→ REQUIREMENT
Write out the listing below in full and exactly, leaving out every picture.

— begin DATASET EXCERPTS —

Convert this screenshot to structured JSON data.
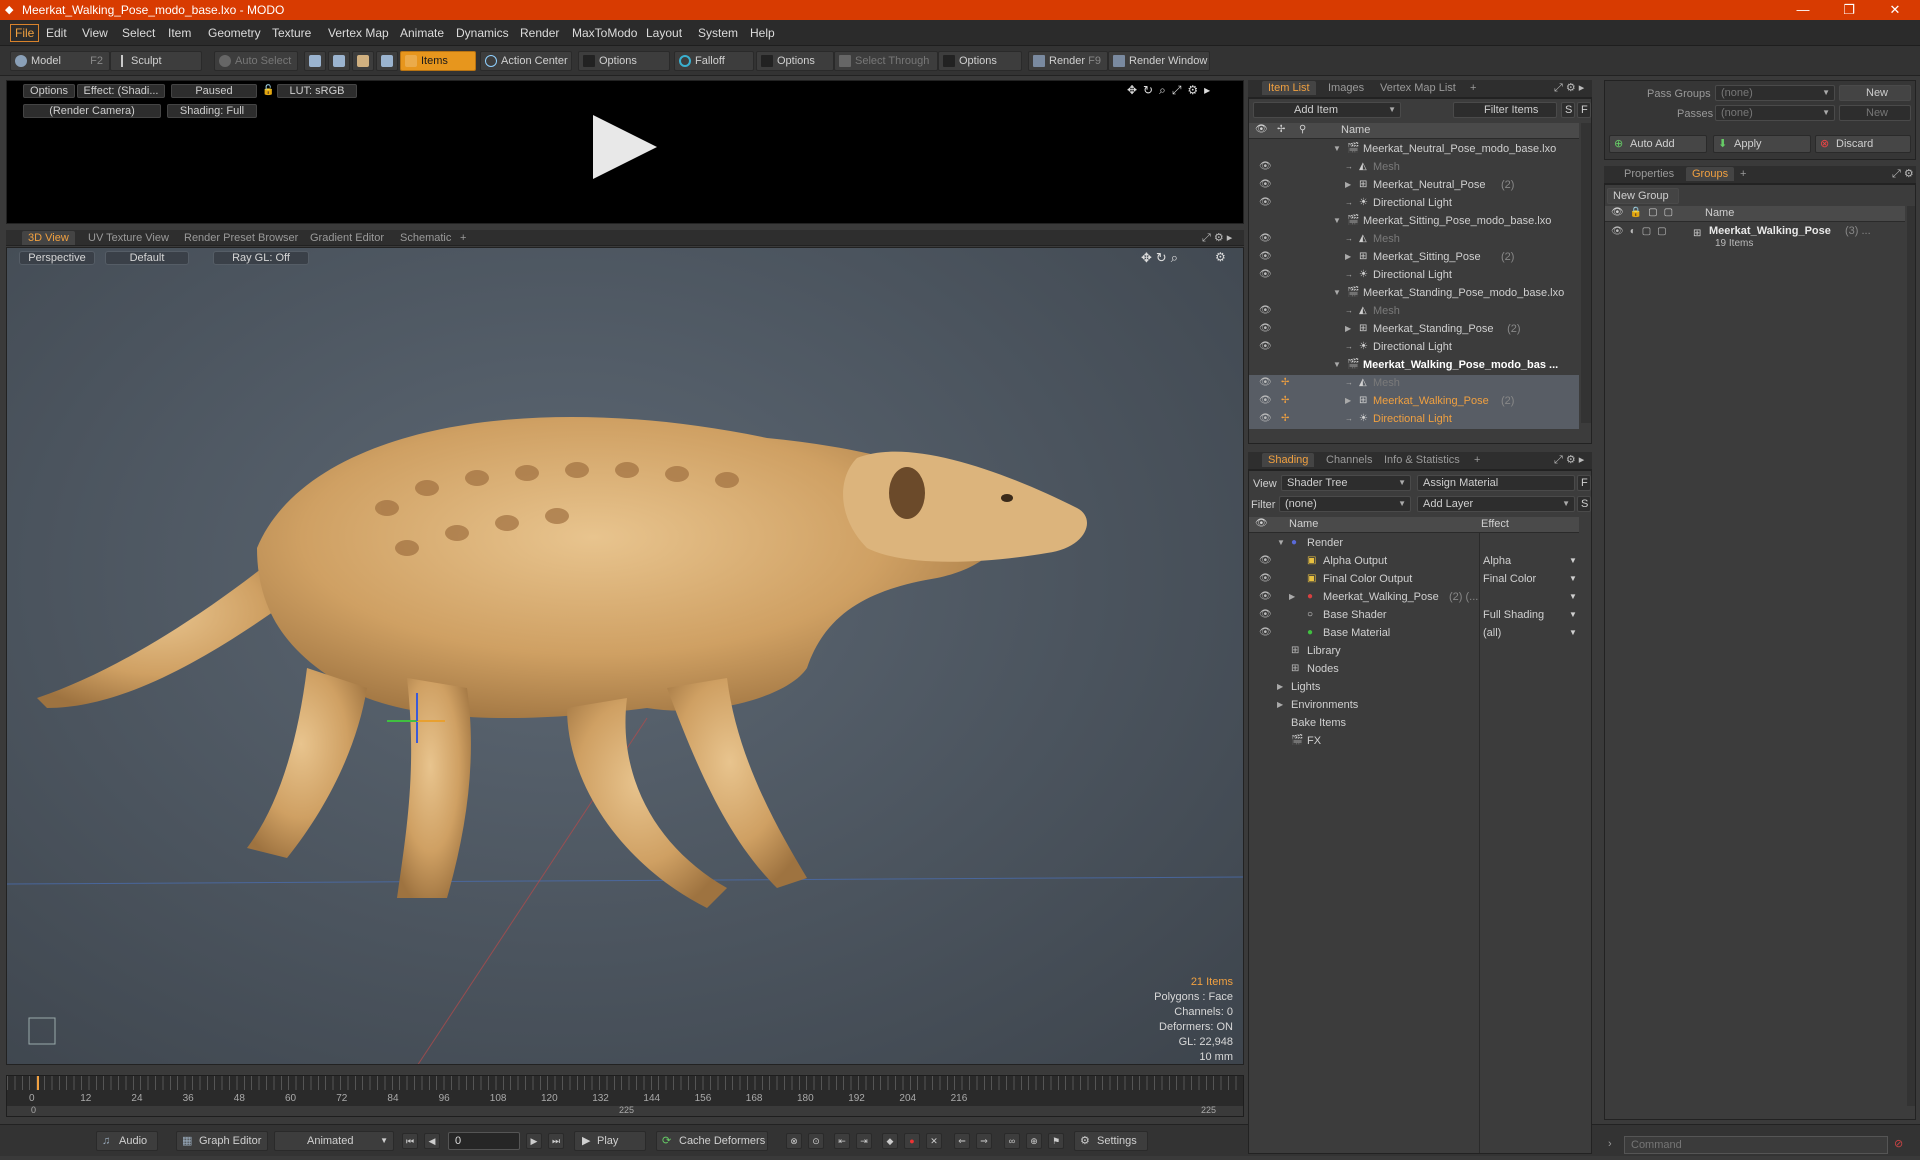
{
  "window": {
    "title": "Meerkat_Walking_Pose_modo_base.lxo - MODO"
  },
  "menu": [
    "File",
    "Edit",
    "View",
    "Select",
    "Item",
    "Geometry",
    "Texture",
    "Vertex Map",
    "Animate",
    "Dynamics",
    "Render",
    "MaxToModo",
    "Layout",
    "System",
    "Help"
  ],
  "toolbar": {
    "model": "Model",
    "model_key": "F2",
    "sculpt": "Sculpt",
    "auto_select": "Auto Select",
    "items": "Items",
    "action_center": "Action Center",
    "options1": "Options",
    "falloff": "Falloff",
    "options2": "Options",
    "select_through": "Select Through",
    "options3": "Options",
    "render": "Render",
    "render_key": "F9",
    "render_window": "Render Window"
  },
  "preview": {
    "options": "Options",
    "effect": "Effect: (Shadi...",
    "paused": "Paused",
    "lut": "LUT: sRGB",
    "camera": "(Render Camera)",
    "shading": "Shading: Full"
  },
  "viewtabs": [
    "3D View",
    "UV Texture View",
    "Render Preset Browser",
    "Gradient Editor",
    "Schematic",
    "+"
  ],
  "view3d": {
    "perspective": "Perspective",
    "default": "Default",
    "raygl": "Ray GL: Off",
    "stats": {
      "items": "21 Items",
      "polygons": "Polygons : Face",
      "channels": "Channels: 0",
      "deformers": "Deformers: ON",
      "gl": "GL: 22,948",
      "unit": "10 mm"
    }
  },
  "timeline": {
    "ticks": [
      "0",
      "12",
      "24",
      "36",
      "48",
      "60",
      "72",
      "84",
      "96",
      "108",
      "120",
      "132",
      "144",
      "156",
      "168",
      "180",
      "192",
      "204",
      "216"
    ],
    "range_start": "0",
    "range_mid": "225",
    "range_end": "225"
  },
  "bottombar": {
    "audio": "Audio",
    "graph_editor": "Graph Editor",
    "animated": "Animated",
    "frame": "0",
    "play": "Play",
    "cache": "Cache Deformers",
    "settings": "Settings"
  },
  "itemlist": {
    "tabs": [
      "Item List",
      "Images",
      "Vertex Map List",
      "+"
    ],
    "add_item": "Add Item",
    "filter": "Filter Items",
    "s": "S",
    "f": "F",
    "col_name": "Name",
    "rows": [
      {
        "label": "Meerkat_Neutral_Pose_modo_base.lxo",
        "indent": 0,
        "style": "scene"
      },
      {
        "label": "Mesh",
        "indent": 1,
        "style": "faded"
      },
      {
        "label": "Meerkat_Neutral_Pose",
        "count": "(2)",
        "indent": 1,
        "style": "group"
      },
      {
        "label": "Directional Light",
        "indent": 1,
        "style": "normal"
      },
      {
        "label": "Meerkat_Sitting_Pose_modo_base.lxo",
        "indent": 0,
        "style": "scene"
      },
      {
        "label": "Mesh",
        "indent": 1,
        "style": "faded"
      },
      {
        "label": "Meerkat_Sitting_Pose",
        "count": "(2)",
        "indent": 1,
        "style": "group"
      },
      {
        "label": "Directional Light",
        "indent": 1,
        "style": "normal"
      },
      {
        "label": "Meerkat_Standing_Pose_modo_base.lxo",
        "indent": 0,
        "style": "scene"
      },
      {
        "label": "Mesh",
        "indent": 1,
        "style": "faded"
      },
      {
        "label": "Meerkat_Standing_Pose",
        "count": "(2)",
        "indent": 1,
        "style": "group"
      },
      {
        "label": "Directional Light",
        "indent": 1,
        "style": "normal"
      },
      {
        "label": "Meerkat_Walking_Pose_modo_bas ...",
        "indent": 0,
        "style": "scene-bold"
      },
      {
        "label": "Mesh",
        "indent": 1,
        "style": "faded-sel"
      },
      {
        "label": "Meerkat_Walking_Pose",
        "count": "(2)",
        "indent": 1,
        "style": "orange"
      },
      {
        "label": "Directional Light",
        "indent": 1,
        "style": "orange"
      }
    ]
  },
  "shading": {
    "tabs": [
      "Shading",
      "Channels",
      "Info & Statistics",
      "+"
    ],
    "view_label": "View",
    "view_value": "Shader Tree",
    "assign": "Assign Material",
    "f": "F",
    "filter_label": "Filter",
    "filter_value": "(none)",
    "add_layer": "Add Layer",
    "s": "S",
    "col_name": "Name",
    "col_effect": "Effect",
    "rows": [
      {
        "label": "Render",
        "effect": "",
        "indent": 0
      },
      {
        "label": "Alpha Output",
        "effect": "Alpha",
        "indent": 1
      },
      {
        "label": "Final Color Output",
        "effect": "Final Color",
        "indent": 1
      },
      {
        "label": "Meerkat_Walking_Pose",
        "count": "(2) (...",
        "effect": "",
        "indent": 1
      },
      {
        "label": "Base Shader",
        "effect": "Full Shading",
        "indent": 1
      },
      {
        "label": "Base Material",
        "effect": "(all)",
        "indent": 1
      },
      {
        "label": "Library",
        "effect": "",
        "indent": 0
      },
      {
        "label": "Nodes",
        "effect": "",
        "indent": 0
      },
      {
        "label": "Lights",
        "effect": "",
        "indent": 0
      },
      {
        "label": "Environments",
        "effect": "",
        "indent": 0
      },
      {
        "label": "Bake Items",
        "effect": "",
        "indent": 0
      },
      {
        "label": "FX",
        "effect": "",
        "indent": 0
      }
    ]
  },
  "groups": {
    "pass_groups_label": "Pass Groups",
    "pass_groups_value": "(none)",
    "new1": "New",
    "passes_label": "Passes",
    "passes_value": "(none)",
    "new2": "New",
    "auto_add": "Auto Add",
    "apply": "Apply",
    "discard": "Discard",
    "tabs": [
      "Properties",
      "Groups",
      "+"
    ],
    "new_group": "New Group",
    "col_name": "Name",
    "group_name": "Meerkat_Walking_Pose",
    "group_count": "(3) ...",
    "group_items": "19 Items"
  },
  "command": {
    "placeholder": "Command"
  },
  "colors": {
    "accent": "#e7961d",
    "titlebar": "#d83b01"
  }
}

— end DATASET EXCERPTS —

→ CORRECT ANSWER
Convert this screenshot to structured JSON data.
{
  "window": {
    "title": "Meerkat_Walking_Pose_modo_base.lxo - MODO"
  },
  "menu": [
    "File",
    "Edit",
    "View",
    "Select",
    "Item",
    "Geometry",
    "Texture",
    "Vertex Map",
    "Animate",
    "Dynamics",
    "Render",
    "MaxToModo",
    "Layout",
    "System",
    "Help"
  ],
  "toolbar": {
    "model": "Model",
    "model_key": "F2",
    "sculpt": "Sculpt",
    "auto_select": "Auto Select",
    "items": "Items",
    "action_center": "Action Center",
    "options1": "Options",
    "falloff": "Falloff",
    "options2": "Options",
    "select_through": "Select Through",
    "options3": "Options",
    "render": "Render",
    "render_key": "F9",
    "render_window": "Render Window"
  },
  "preview": {
    "options": "Options",
    "effect": "Effect: (Shadi...",
    "paused": "Paused",
    "lut": "LUT: sRGB",
    "camera": "(Render Camera)",
    "shading": "Shading: Full"
  },
  "viewtabs": [
    "3D View",
    "UV Texture View",
    "Render Preset Browser",
    "Gradient Editor",
    "Schematic",
    "+"
  ],
  "view3d": {
    "perspective": "Perspective",
    "default": "Default",
    "raygl": "Ray GL: Off",
    "stats": {
      "items": "21 Items",
      "polygons": "Polygons : Face",
      "channels": "Channels: 0",
      "deformers": "Deformers: ON",
      "gl": "GL: 22,948",
      "unit": "10 mm"
    }
  },
  "timeline": {
    "ticks": [
      "0",
      "12",
      "24",
      "36",
      "48",
      "60",
      "72",
      "84",
      "96",
      "108",
      "120",
      "132",
      "144",
      "156",
      "168",
      "180",
      "192",
      "204",
      "216"
    ],
    "range_start": "0",
    "range_mid": "225",
    "range_end": "225"
  },
  "bottombar": {
    "audio": "Audio",
    "graph_editor": "Graph Editor",
    "animated": "Animated",
    "frame": "0",
    "play": "Play",
    "cache": "Cache Deformers",
    "settings": "Settings"
  },
  "itemlist": {
    "tabs": [
      "Item List",
      "Images",
      "Vertex Map List",
      "+"
    ],
    "add_item": "Add Item",
    "filter": "Filter Items",
    "s": "S",
    "f": "F",
    "col_name": "Name",
    "rows": [
      {
        "label": "Meerkat_Neutral_Pose_modo_base.lxo",
        "indent": 0,
        "style": "scene"
      },
      {
        "label": "Mesh",
        "indent": 1,
        "style": "faded"
      },
      {
        "label": "Meerkat_Neutral_Pose",
        "count": "(2)",
        "indent": 1,
        "style": "group"
      },
      {
        "label": "Directional Light",
        "indent": 1,
        "style": "normal"
      },
      {
        "label": "Meerkat_Sitting_Pose_modo_base.lxo",
        "indent": 0,
        "style": "scene"
      },
      {
        "label": "Mesh",
        "indent": 1,
        "style": "faded"
      },
      {
        "label": "Meerkat_Sitting_Pose",
        "count": "(2)",
        "indent": 1,
        "style": "group"
      },
      {
        "label": "Directional Light",
        "indent": 1,
        "style": "normal"
      },
      {
        "label": "Meerkat_Standing_Pose_modo_base.lxo",
        "indent": 0,
        "style": "scene"
      },
      {
        "label": "Mesh",
        "indent": 1,
        "style": "faded"
      },
      {
        "label": "Meerkat_Standing_Pose",
        "count": "(2)",
        "indent": 1,
        "style": "group"
      },
      {
        "label": "Directional Light",
        "indent": 1,
        "style": "normal"
      },
      {
        "label": "Meerkat_Walking_Pose_modo_bas ...",
        "indent": 0,
        "style": "scene-bold"
      },
      {
        "label": "Mesh",
        "indent": 1,
        "style": "faded-sel"
      },
      {
        "label": "Meerkat_Walking_Pose",
        "count": "(2)",
        "indent": 1,
        "style": "orange"
      },
      {
        "label": "Directional Light",
        "indent": 1,
        "style": "orange"
      }
    ]
  },
  "shading": {
    "tabs": [
      "Shading",
      "Channels",
      "Info & Statistics",
      "+"
    ],
    "view_label": "View",
    "view_value": "Shader Tree",
    "assign": "Assign Material",
    "f": "F",
    "filter_label": "Filter",
    "filter_value": "(none)",
    "add_layer": "Add Layer",
    "s": "S",
    "col_name": "Name",
    "col_effect": "Effect",
    "rows": [
      {
        "label": "Render",
        "effect": "",
        "indent": 0
      },
      {
        "label": "Alpha Output",
        "effect": "Alpha",
        "indent": 1
      },
      {
        "label": "Final Color Output",
        "effect": "Final Color",
        "indent": 1
      },
      {
        "label": "Meerkat_Walking_Pose",
        "count": "(2) (...",
        "effect": "",
        "indent": 1
      },
      {
        "label": "Base Shader",
        "effect": "Full Shading",
        "indent": 1
      },
      {
        "label": "Base Material",
        "effect": "(all)",
        "indent": 1
      },
      {
        "label": "Library",
        "effect": "",
        "indent": 0
      },
      {
        "label": "Nodes",
        "effect": "",
        "indent": 0
      },
      {
        "label": "Lights",
        "effect": "",
        "indent": 0
      },
      {
        "label": "Environments",
        "effect": "",
        "indent": 0
      },
      {
        "label": "Bake Items",
        "effect": "",
        "indent": 0
      },
      {
        "label": "FX",
        "effect": "",
        "indent": 0
      }
    ]
  },
  "groups": {
    "pass_groups_label": "Pass Groups",
    "pass_groups_value": "(none)",
    "new1": "New",
    "passes_label": "Passes",
    "passes_value": "(none)",
    "new2": "New",
    "auto_add": "Auto Add",
    "apply": "Apply",
    "discard": "Discard",
    "tabs": [
      "Properties",
      "Groups",
      "+"
    ],
    "new_group": "New Group",
    "col_name": "Name",
    "group_name": "Meerkat_Walking_Pose",
    "group_count": "(3) ...",
    "group_items": "19 Items"
  },
  "command": {
    "placeholder": "Command"
  },
  "colors": {
    "accent": "#e7961d",
    "titlebar": "#d83b01"
  }
}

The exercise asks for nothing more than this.